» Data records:
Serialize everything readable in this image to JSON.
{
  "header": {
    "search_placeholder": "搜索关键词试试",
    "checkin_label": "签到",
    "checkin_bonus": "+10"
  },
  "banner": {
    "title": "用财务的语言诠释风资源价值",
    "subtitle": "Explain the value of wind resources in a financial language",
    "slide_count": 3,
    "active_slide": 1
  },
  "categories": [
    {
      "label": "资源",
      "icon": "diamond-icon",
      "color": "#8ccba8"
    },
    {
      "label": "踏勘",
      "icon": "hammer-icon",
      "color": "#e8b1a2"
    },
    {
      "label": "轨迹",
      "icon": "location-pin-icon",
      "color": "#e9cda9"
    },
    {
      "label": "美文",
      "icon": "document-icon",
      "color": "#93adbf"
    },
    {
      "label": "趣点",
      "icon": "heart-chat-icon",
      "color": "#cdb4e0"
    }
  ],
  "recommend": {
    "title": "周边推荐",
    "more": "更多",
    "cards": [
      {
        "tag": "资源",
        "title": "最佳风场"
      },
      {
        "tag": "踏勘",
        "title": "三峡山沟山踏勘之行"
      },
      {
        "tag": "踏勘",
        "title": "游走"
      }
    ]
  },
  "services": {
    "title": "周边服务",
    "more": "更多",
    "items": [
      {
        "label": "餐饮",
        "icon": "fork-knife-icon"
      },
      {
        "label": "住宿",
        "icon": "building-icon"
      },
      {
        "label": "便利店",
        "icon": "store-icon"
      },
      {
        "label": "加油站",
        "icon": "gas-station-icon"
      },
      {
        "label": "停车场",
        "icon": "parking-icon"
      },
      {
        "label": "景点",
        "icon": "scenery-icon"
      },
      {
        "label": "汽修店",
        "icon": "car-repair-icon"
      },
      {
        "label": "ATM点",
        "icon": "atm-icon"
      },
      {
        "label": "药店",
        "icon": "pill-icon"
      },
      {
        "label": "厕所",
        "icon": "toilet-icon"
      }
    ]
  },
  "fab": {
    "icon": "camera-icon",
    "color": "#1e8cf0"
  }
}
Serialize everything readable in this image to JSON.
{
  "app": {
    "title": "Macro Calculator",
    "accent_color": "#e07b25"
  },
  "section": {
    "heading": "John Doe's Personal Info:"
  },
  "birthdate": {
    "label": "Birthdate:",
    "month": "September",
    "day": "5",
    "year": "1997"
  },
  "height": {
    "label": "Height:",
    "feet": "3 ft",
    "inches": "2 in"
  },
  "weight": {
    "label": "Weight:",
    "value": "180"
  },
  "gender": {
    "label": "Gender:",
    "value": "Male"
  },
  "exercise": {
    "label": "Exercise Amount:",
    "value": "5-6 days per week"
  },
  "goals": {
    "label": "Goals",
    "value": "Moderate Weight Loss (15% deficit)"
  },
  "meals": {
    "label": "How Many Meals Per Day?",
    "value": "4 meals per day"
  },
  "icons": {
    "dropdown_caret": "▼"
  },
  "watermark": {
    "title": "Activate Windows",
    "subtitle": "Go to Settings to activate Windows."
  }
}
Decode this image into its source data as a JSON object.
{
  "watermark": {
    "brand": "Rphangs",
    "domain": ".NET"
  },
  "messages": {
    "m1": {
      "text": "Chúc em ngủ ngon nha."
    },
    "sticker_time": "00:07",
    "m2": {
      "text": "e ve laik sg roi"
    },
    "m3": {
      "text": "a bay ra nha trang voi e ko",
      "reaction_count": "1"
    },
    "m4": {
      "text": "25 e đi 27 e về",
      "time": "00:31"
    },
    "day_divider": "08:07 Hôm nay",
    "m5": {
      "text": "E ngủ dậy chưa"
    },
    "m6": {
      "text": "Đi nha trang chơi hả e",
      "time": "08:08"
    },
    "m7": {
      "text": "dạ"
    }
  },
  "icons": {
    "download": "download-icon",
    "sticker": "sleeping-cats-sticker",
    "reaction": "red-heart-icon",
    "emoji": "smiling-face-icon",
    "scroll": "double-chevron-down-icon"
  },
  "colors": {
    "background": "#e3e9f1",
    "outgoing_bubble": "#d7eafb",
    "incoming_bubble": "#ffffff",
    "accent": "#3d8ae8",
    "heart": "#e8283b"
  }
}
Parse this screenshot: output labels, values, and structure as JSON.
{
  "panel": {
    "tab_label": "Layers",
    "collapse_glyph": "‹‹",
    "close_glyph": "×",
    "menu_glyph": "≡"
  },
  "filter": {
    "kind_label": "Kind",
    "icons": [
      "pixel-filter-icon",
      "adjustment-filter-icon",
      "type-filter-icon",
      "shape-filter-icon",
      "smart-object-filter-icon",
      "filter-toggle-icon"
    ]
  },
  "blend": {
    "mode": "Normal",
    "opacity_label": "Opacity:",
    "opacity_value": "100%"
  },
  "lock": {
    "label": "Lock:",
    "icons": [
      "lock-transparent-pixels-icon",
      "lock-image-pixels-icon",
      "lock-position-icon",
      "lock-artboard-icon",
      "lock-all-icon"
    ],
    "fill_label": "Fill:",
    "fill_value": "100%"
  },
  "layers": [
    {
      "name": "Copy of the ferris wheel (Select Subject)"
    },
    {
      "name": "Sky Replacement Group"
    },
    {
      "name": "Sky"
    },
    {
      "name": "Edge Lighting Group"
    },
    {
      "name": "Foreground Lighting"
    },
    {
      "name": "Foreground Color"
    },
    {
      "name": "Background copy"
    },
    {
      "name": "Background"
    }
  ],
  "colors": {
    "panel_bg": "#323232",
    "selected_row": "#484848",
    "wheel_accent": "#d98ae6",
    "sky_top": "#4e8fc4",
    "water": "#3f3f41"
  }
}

» TASK TO CARRY OUT:
Repeat the entries above exactly, leaving nothing out.

» RESULT OF THIS EXERCISE:
Serialize everything readable in this image to JSON.
{
  "header": {
    "search_placeholder": "搜索关键词试试",
    "checkin_label": "签到",
    "checkin_bonus": "+10"
  },
  "banner": {
    "title": "用财务的语言诠释风资源价值",
    "subtitle": "Explain the value of wind resources in a financial language",
    "slide_count": 3,
    "active_slide": 1
  },
  "categories": [
    {
      "label": "资源",
      "icon": "diamond-icon",
      "color": "#8ccba8"
    },
    {
      "label": "踏勘",
      "icon": "hammer-icon",
      "color": "#e8b1a2"
    },
    {
      "label": "轨迹",
      "icon": "location-pin-icon",
      "color": "#e9cda9"
    },
    {
      "label": "美文",
      "icon": "document-icon",
      "color": "#93adbf"
    },
    {
      "label": "趣点",
      "icon": "heart-chat-icon",
      "color": "#cdb4e0"
    }
  ],
  "recommend": {
    "title": "周边推荐",
    "more": "更多",
    "cards": [
      {
        "tag": "资源",
        "title": "最佳风场"
      },
      {
        "tag": "踏勘",
        "title": "三峡山沟山踏勘之行"
      },
      {
        "tag": "踏勘",
        "title": "游走"
      }
    ]
  },
  "services": {
    "title": "周边服务",
    "more": "更多",
    "items": [
      {
        "label": "餐饮",
        "icon": "fork-knife-icon"
      },
      {
        "label": "住宿",
        "icon": "building-icon"
      },
      {
        "label": "便利店",
        "icon": "store-icon"
      },
      {
        "label": "加油站",
        "icon": "gas-station-icon"
      },
      {
        "label": "停车场",
        "icon": "parking-icon"
      },
      {
        "label": "景点",
        "icon": "scenery-icon"
      },
      {
        "label": "汽修店",
        "icon": "car-repair-icon"
      },
      {
        "label": "ATM点",
        "icon": "atm-icon"
      },
      {
        "label": "药店",
        "icon": "pill-icon"
      },
      {
        "label": "厕所",
        "icon": "toilet-icon"
      }
    ]
  },
  "fab": {
    "icon": "camera-icon",
    "color": "#1e8cf0"
  }
}
Serialize everything readable in this image to JSON.
{
  "app": {
    "title": "Macro Calculator",
    "accent_color": "#e07b25"
  },
  "section": {
    "heading": "John Doe's Personal Info:"
  },
  "birthdate": {
    "label": "Birthdate:",
    "month": "September",
    "day": "5",
    "year": "1997"
  },
  "height": {
    "label": "Height:",
    "feet": "3 ft",
    "inches": "2 in"
  },
  "weight": {
    "label": "Weight:",
    "value": "180"
  },
  "gender": {
    "label": "Gender:",
    "value": "Male"
  },
  "exercise": {
    "label": "Exercise Amount:",
    "value": "5-6 days per week"
  },
  "goals": {
    "label": "Goals",
    "value": "Moderate Weight Loss (15% deficit)"
  },
  "meals": {
    "label": "How Many Meals Per Day?",
    "value": "4 meals per day"
  },
  "icons": {
    "dropdown_caret": "▼"
  },
  "watermark": {
    "title": "Activate Windows",
    "subtitle": "Go to Settings to activate Windows."
  }
}
Decode this image into its source data as a JSON object.
{
  "watermark": {
    "brand": "Rphangs",
    "domain": ".NET"
  },
  "messages": {
    "m1": {
      "text": "Chúc em ngủ ngon nha."
    },
    "sticker_time": "00:07",
    "m2": {
      "text": "e ve laik sg roi"
    },
    "m3": {
      "text": "a bay ra nha trang voi e ko",
      "reaction_count": "1"
    },
    "m4": {
      "text": "25 e đi 27 e về",
      "time": "00:31"
    },
    "day_divider": "08:07 Hôm nay",
    "m5": {
      "text": "E ngủ dậy chưa"
    },
    "m6": {
      "text": "Đi nha trang chơi hả e",
      "time": "08:08"
    },
    "m7": {
      "text": "dạ"
    }
  },
  "icons": {
    "download": "download-icon",
    "sticker": "sleeping-cats-sticker",
    "reaction": "red-heart-icon",
    "emoji": "smiling-face-icon",
    "scroll": "double-chevron-down-icon"
  },
  "colors": {
    "background": "#e3e9f1",
    "outgoing_bubble": "#d7eafb",
    "incoming_bubble": "#ffffff",
    "accent": "#3d8ae8",
    "heart": "#e8283b"
  }
}
Parse this screenshot: output labels, values, and structure as JSON.
{
  "panel": {
    "tab_label": "Layers",
    "collapse_glyph": "‹‹",
    "close_glyph": "×",
    "menu_glyph": "≡"
  },
  "filter": {
    "kind_label": "Kind",
    "icons": [
      "pixel-filter-icon",
      "adjustment-filter-icon",
      "type-filter-icon",
      "shape-filter-icon",
      "smart-object-filter-icon",
      "filter-toggle-icon"
    ]
  },
  "blend": {
    "mode": "Normal",
    "opacity_label": "Opacity:",
    "opacity_value": "100%"
  },
  "lock": {
    "label": "Lock:",
    "icons": [
      "lock-transparent-pixels-icon",
      "lock-image-pixels-icon",
      "lock-position-icon",
      "lock-artboard-icon",
      "lock-all-icon"
    ],
    "fill_label": "Fill:",
    "fill_value": "100%"
  },
  "layers": [
    {
      "name": "Copy of the ferris wheel (Select Subject)"
    },
    {
      "name": "Sky Replacement Group"
    },
    {
      "name": "Sky"
    },
    {
      "name": "Edge Lighting Group"
    },
    {
      "name": "Foreground Lighting"
    },
    {
      "name": "Foreground Color"
    },
    {
      "name": "Background copy"
    },
    {
      "name": "Background"
    }
  ],
  "colors": {
    "panel_bg": "#323232",
    "selected_row": "#484848",
    "wheel_accent": "#d98ae6",
    "sky_top": "#4e8fc4",
    "water": "#3f3f41"
  }
}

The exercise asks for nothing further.